Abstract :
Laser communications
offer a viable alternative to RF communications for intersatellite links and other
applications where high-performance links are necessary. High data rate, small antenna
size, narrow beam divergence, and a narrow field of view are characteristics of
laser communication that offer a number of potential advantages for system design.
The high data rate and large information throughput available with laser communications
are many times greater than in radio frequency (RF) systems. The small antenna size
requires only a small increase in the weight and volume of host vehicle. In addition,
this feature substantially reduces blockage of fields of view of the most desirable
areas on satellites. The smaller antennas, with diameters typically less than
30cm, create less momentum disturbance to any sensitive satellite sensors. The narrow
beam divergence of affords interference-free and secure operation.
Free space laser
communications systems are wireless connections through the atmosphere. They work
similar to fibre optic cable systems except the beam is transmitted through open
space. The carrier used for the transmission of this signal is generated by either
a high power LED or a laser diode. The laser systems operate in the near infrared region
of the spectrum. The laser light across
the link is at a wavelength of between 780 –920 nm. Two
parallel beams are used, one for transmission and one for reception.
SYSTEM CHARACTERISTICS
AND DESCRIPTION
The key system
characteristics which when quantified, together gives a detailed description of
a laser communications system. These are identified and quantified
for a particular application.
The critical parameters are grouped into five major categories: link, transmitter,
channel, receiver, and detector parameters.
LINK PARAMETERS
The link parameters
include the type of laser, wavelength, type of link, and the required signal criterion.
Today the lasers typically used in free space laser communications are the semiconductor
laser diodes, solid state lasers, or fibre amplifier lasers. Laser sources are described
as operating in either in single or multiple longitudinal modes. In
the single longitudinal
mode operation the laser
emits radiation at a single frequency,
while in the
multiple longitudinal mode, multiple frequencies are emitted. Semiconductor lasers
have been in development for three decades and have only recently (within the past
7 years) demonstrated the levels of performance needed for the reliable operation
as direct sources .typically operating in the 800-900 nm range(gallium arsenide/gallium
aluminium arsenide)their inherently high efficiency(50%)and small size
made this technology
attractive.
The key
issues have been the life times, asymmetric beam shapes, output power. Solid state
lasers have offered higher power levels and the ability to operate in high peak
power modes for the acquisition. When laser diodes are used to optically pump the
lasing media graceful degradation and higher overall reliability is achieved. A
variety of materials have been proposed for laser transmitters: neodyminium doped
yttrium aluminium garnet (Nd: YAG) is the most widely
used. Operating at 1064
nm, these lasers
require an external modulator leading to a slight increase
in the complexity
and reliability. With the rapid development
of terrestrial fibre communications, a wide array of components is available for
the potential applications in space. These
include detectors, lasers, multiplexers, amplifiers, optical pre amplifiers etc. Operating at 1550nm erbium
doped fibre amplifiers have been developed for commercial optical fibre communications
that offer levels of performance
consistent with many free space communications applications. There are
three basic link types: acquisition, tracking and communications. The major differences between
the link types are reflected in the required signal criterion for each. For acquisition the criterion is acquisition
time, false alarm rate, probability of detection. For the tracking link the key
considerations are the amount of error induced in the signal circuitry. This angle
error is referred to as the noise effective angle. For the communications link,
the required data and the bit error rates are of prime importance.

> **RECORDS PROVIDED**

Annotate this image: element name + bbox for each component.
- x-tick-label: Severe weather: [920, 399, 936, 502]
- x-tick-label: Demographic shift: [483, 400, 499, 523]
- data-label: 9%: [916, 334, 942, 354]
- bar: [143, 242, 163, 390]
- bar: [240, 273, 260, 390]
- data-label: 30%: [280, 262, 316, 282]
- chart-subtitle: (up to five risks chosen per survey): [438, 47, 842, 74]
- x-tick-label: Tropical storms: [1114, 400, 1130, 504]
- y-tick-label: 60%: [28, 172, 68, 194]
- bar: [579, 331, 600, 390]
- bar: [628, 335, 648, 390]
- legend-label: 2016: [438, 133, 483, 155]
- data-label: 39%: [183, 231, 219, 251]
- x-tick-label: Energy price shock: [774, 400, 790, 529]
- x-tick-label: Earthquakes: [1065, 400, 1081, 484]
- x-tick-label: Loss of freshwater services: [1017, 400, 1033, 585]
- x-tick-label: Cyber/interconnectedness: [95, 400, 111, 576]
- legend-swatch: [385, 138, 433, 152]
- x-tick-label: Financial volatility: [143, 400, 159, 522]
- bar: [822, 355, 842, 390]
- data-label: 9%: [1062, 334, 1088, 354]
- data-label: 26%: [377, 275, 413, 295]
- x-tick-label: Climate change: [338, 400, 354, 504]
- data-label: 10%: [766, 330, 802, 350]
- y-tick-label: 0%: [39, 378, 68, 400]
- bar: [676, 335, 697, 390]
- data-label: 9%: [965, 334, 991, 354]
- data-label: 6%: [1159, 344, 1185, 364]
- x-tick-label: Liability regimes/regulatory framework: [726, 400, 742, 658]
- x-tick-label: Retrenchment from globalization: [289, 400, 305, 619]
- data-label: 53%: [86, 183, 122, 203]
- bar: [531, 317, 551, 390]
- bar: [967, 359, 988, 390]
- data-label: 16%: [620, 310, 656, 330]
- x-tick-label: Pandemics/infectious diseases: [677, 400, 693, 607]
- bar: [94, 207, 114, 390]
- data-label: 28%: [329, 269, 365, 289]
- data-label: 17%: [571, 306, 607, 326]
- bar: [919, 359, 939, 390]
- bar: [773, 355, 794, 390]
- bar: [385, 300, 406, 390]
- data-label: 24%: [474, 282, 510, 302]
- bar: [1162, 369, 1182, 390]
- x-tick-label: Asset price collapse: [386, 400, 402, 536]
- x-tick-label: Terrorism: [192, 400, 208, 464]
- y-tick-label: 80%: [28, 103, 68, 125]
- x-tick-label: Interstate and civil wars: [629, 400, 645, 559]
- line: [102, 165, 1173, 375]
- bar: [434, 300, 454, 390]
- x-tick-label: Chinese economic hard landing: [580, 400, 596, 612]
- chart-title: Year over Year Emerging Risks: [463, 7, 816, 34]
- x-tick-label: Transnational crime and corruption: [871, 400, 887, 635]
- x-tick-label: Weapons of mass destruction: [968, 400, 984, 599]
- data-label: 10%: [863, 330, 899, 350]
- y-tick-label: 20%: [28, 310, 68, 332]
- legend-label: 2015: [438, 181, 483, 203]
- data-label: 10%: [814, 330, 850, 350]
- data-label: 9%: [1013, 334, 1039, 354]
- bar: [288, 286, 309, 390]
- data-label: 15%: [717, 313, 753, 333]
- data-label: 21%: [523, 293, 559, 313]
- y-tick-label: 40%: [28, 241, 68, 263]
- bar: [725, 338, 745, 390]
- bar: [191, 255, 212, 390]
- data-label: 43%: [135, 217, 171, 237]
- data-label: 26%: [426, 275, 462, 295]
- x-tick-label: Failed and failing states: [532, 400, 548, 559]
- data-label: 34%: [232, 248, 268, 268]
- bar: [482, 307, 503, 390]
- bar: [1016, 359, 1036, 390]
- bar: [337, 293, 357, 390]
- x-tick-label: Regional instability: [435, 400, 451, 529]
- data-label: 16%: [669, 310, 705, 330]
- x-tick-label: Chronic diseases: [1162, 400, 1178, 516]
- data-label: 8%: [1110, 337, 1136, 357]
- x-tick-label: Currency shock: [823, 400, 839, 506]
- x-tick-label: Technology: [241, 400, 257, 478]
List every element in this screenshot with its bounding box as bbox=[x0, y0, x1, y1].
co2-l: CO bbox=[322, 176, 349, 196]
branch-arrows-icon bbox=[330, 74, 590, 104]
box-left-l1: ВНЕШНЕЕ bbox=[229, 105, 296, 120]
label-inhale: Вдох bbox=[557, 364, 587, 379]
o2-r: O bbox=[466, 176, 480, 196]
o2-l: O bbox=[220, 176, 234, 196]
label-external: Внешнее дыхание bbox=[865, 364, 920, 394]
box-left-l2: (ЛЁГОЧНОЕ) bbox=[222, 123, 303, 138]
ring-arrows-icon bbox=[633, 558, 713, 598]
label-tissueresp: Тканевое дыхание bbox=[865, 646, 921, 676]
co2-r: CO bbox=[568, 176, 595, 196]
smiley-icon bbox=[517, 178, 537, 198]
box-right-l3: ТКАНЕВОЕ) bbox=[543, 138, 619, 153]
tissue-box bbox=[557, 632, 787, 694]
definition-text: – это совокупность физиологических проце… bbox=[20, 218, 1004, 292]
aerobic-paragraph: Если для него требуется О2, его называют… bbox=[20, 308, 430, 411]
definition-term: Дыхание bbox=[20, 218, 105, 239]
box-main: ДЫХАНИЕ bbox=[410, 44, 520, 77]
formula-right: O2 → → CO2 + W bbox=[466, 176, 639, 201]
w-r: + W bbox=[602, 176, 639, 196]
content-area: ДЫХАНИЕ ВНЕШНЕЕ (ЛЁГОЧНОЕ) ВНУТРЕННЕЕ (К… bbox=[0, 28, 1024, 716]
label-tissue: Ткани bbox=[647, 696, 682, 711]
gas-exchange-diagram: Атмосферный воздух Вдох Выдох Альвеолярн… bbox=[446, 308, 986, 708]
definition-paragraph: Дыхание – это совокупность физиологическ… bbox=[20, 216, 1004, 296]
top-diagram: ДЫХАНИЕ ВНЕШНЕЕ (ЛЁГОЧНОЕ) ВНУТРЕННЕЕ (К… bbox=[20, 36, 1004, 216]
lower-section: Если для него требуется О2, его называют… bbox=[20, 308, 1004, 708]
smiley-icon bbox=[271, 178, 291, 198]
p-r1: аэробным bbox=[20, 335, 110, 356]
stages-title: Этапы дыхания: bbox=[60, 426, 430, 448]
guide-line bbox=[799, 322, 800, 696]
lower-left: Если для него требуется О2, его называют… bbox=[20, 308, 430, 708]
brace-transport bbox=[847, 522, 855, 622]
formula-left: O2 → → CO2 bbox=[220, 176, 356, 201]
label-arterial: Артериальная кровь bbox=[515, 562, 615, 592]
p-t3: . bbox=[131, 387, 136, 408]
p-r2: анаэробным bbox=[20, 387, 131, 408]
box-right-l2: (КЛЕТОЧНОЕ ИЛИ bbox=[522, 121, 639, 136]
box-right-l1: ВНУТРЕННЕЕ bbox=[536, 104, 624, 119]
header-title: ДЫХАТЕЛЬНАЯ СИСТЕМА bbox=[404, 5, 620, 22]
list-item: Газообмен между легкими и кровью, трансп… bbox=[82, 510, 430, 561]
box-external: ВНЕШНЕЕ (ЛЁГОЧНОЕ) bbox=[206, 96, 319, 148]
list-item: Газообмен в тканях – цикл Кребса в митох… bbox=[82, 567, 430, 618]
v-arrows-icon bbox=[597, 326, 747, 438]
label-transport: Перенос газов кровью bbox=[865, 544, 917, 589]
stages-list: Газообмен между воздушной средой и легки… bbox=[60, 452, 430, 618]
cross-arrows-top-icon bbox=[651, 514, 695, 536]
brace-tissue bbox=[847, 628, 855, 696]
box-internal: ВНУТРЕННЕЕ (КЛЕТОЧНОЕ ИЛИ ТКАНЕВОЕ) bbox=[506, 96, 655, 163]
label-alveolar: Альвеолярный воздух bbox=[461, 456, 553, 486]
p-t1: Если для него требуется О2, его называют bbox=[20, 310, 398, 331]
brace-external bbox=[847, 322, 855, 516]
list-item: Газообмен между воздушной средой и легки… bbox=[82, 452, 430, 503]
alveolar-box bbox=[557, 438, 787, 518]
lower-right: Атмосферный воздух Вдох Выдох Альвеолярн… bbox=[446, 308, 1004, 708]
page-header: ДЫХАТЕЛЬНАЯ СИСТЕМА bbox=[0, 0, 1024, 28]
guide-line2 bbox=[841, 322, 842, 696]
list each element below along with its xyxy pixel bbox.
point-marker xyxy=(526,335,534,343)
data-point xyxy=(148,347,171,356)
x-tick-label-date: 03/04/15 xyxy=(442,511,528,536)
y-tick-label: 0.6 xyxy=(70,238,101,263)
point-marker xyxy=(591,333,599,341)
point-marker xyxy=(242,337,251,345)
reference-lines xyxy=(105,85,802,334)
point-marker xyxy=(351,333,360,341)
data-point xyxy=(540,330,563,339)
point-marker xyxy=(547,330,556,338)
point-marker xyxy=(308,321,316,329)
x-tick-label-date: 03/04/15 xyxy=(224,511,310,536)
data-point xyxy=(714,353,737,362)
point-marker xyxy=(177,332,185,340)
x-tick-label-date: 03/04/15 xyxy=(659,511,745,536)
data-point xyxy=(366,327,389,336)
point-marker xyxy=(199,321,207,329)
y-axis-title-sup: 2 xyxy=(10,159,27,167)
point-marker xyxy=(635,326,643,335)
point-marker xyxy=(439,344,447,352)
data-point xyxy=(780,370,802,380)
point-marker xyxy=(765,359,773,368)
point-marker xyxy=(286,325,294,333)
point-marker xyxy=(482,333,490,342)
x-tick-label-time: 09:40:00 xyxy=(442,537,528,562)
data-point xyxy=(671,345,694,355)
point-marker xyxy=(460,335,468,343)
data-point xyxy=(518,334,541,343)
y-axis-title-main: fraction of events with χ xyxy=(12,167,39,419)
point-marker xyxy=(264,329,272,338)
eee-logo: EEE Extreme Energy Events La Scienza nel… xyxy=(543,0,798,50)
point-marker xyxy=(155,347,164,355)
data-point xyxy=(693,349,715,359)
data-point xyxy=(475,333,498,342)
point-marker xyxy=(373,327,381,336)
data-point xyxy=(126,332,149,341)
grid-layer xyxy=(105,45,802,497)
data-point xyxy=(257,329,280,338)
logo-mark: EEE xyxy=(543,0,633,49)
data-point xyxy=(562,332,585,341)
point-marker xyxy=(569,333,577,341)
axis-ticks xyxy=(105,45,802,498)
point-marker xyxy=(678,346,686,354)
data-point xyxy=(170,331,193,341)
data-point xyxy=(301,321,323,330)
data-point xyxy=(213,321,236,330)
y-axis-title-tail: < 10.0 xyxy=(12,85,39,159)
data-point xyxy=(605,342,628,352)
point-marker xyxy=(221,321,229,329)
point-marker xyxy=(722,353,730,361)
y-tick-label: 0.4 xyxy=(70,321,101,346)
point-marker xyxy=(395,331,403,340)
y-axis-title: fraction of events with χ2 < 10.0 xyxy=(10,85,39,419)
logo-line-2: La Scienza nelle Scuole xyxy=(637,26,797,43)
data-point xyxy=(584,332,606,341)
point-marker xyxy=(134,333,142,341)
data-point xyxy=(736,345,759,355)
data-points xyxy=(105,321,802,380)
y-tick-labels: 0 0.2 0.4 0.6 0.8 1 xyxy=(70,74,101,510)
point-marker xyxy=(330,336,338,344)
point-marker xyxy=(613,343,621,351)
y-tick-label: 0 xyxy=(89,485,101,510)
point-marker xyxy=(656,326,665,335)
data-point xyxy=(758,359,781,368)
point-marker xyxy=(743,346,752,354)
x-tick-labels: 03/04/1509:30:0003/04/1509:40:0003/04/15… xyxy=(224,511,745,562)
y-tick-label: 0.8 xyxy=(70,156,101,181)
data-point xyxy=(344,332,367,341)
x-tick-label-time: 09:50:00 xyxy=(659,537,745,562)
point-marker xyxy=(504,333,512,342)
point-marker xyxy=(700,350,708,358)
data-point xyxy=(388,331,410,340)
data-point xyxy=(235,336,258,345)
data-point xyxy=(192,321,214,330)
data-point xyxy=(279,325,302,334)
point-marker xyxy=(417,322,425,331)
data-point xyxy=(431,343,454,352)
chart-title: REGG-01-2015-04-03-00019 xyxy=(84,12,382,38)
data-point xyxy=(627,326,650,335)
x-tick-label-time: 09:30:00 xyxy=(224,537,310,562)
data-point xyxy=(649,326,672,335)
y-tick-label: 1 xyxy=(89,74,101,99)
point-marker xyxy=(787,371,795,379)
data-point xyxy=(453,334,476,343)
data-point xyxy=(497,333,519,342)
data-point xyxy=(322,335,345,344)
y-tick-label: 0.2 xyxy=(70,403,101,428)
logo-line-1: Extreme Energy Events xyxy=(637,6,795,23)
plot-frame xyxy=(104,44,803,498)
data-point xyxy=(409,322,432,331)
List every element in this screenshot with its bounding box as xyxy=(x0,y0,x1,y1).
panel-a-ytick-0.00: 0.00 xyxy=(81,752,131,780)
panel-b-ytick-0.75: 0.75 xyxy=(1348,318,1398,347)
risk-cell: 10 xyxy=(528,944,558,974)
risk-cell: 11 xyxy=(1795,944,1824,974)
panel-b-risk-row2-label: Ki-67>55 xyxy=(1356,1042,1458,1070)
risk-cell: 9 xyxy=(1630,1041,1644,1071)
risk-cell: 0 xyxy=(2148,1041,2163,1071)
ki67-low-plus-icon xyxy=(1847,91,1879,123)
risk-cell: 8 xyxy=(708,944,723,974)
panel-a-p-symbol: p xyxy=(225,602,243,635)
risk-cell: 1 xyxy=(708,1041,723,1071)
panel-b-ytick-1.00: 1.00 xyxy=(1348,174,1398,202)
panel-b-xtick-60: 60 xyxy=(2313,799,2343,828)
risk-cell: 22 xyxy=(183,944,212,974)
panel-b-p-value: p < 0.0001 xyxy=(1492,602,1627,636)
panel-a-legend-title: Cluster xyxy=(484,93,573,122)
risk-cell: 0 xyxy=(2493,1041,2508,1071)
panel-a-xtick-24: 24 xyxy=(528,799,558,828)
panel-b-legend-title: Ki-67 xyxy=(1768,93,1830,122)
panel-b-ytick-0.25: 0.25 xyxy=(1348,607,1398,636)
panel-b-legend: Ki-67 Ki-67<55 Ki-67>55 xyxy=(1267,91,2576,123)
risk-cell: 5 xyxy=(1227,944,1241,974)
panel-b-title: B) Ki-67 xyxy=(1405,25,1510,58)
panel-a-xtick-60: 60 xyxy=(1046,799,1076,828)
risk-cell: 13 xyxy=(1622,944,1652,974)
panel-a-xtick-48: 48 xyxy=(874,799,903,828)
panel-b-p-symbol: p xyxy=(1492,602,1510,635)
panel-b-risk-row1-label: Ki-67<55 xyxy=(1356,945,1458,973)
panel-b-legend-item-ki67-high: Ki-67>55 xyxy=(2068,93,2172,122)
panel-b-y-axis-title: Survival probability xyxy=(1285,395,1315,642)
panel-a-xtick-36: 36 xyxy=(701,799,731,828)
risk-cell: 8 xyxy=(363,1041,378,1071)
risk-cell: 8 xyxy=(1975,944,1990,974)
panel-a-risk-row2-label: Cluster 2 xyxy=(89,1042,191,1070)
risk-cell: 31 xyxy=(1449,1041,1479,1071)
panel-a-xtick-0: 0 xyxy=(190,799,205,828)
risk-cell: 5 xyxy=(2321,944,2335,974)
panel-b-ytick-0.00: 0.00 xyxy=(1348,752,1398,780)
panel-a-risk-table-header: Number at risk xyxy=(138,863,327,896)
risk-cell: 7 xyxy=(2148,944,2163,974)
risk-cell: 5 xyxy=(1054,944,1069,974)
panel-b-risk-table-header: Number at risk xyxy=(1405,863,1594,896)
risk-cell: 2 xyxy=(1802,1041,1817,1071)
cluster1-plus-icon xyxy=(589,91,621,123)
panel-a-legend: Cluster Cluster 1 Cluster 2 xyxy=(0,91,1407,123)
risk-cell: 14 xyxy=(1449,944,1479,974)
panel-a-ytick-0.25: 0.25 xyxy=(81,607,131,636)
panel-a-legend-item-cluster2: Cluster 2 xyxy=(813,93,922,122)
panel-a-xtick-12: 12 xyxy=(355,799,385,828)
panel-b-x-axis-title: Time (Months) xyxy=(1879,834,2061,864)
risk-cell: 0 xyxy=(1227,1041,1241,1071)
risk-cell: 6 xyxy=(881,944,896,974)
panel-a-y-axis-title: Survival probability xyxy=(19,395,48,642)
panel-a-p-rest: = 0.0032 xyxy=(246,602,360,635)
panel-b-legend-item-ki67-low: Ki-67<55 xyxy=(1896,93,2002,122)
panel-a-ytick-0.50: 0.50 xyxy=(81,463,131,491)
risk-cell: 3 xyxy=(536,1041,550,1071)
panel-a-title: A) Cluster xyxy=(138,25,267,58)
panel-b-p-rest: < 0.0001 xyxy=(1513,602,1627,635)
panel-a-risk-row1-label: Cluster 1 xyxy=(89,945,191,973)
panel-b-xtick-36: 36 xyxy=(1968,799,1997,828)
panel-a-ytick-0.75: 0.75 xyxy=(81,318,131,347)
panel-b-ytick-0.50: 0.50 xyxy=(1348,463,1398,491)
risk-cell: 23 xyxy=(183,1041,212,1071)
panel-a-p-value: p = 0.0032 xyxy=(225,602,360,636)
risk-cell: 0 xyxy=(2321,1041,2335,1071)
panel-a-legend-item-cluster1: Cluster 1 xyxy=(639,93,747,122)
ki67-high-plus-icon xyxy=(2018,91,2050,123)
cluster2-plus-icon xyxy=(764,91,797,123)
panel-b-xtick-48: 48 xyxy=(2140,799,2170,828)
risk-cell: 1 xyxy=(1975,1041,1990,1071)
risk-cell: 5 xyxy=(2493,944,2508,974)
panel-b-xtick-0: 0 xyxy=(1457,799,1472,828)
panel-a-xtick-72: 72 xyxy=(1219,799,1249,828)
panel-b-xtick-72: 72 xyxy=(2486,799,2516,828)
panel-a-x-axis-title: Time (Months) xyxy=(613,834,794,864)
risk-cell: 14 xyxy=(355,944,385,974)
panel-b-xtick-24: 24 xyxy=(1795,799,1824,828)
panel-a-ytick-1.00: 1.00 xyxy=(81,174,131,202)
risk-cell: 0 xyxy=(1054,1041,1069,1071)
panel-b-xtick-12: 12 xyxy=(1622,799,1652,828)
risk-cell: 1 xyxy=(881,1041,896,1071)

> **TO-DO LIST**
a: Extract the records verbatim, from their first line through the line that contains "- bar: [240, 273, 260, 390]", with both ends included.
b: Write what comes next in the laser communications text, starting after its last sentence.

> **THE ANSWERS**
a:
Annotate this image: element name + bbox for each component.
- x-tick-label: Severe weather: [920, 399, 936, 502]
- x-tick-label: Demographic shift: [483, 400, 499, 523]
- data-label: 9%: [916, 334, 942, 354]
- bar: [143, 242, 163, 390]
- bar: [240, 273, 260, 390]

b:
TRANSMITTER
PARAMETERS
The transmitter parameter consists
of certain key laser
characteristics, losses incurred in the transmitter optical path, transmit antennae
gain, and transmit pointing losses. The key laser characteristics include peak and average optical
power, pulse rate and pulse width. In a pulsed configuration the peak laser power
and duty cycle are specified, whereas in continuous wave application, the average
power is specified. Transmit optical path loss is made up of optical transmission
losses and the loss due to the wave front quality of the transmitting optics. The
wave front error loss is analogous to the surface roughness
loss associated with the
RF antennas. The optic transmit antenna gain is analogous to the
antenna gain in the RF systems and describes the on axis gain relative to an isotropic
radiator with the distribution of the transmitted laser radiation defining the transmit
antenna gain. The laser sources suitable for the free space communications tend
to exhibit a Gaussian intensity distribution in the main lobe. The reduction in
the far field signal strength due to the transmitter pointing is the transmitter
pointing losses. The pointing error is composed of bias (slowly varying) and
random (rapidly varying) components.
CHANNEL
PARAMETERS
The channel
parameters for an optical intersatellite link(ISL) consist of range and associated
loss ,background spectral radiance and spectral irradiance. The range loss is directly
proportional to the square of wavelength and inversely proportional to the square
of the separation between the platform in metres.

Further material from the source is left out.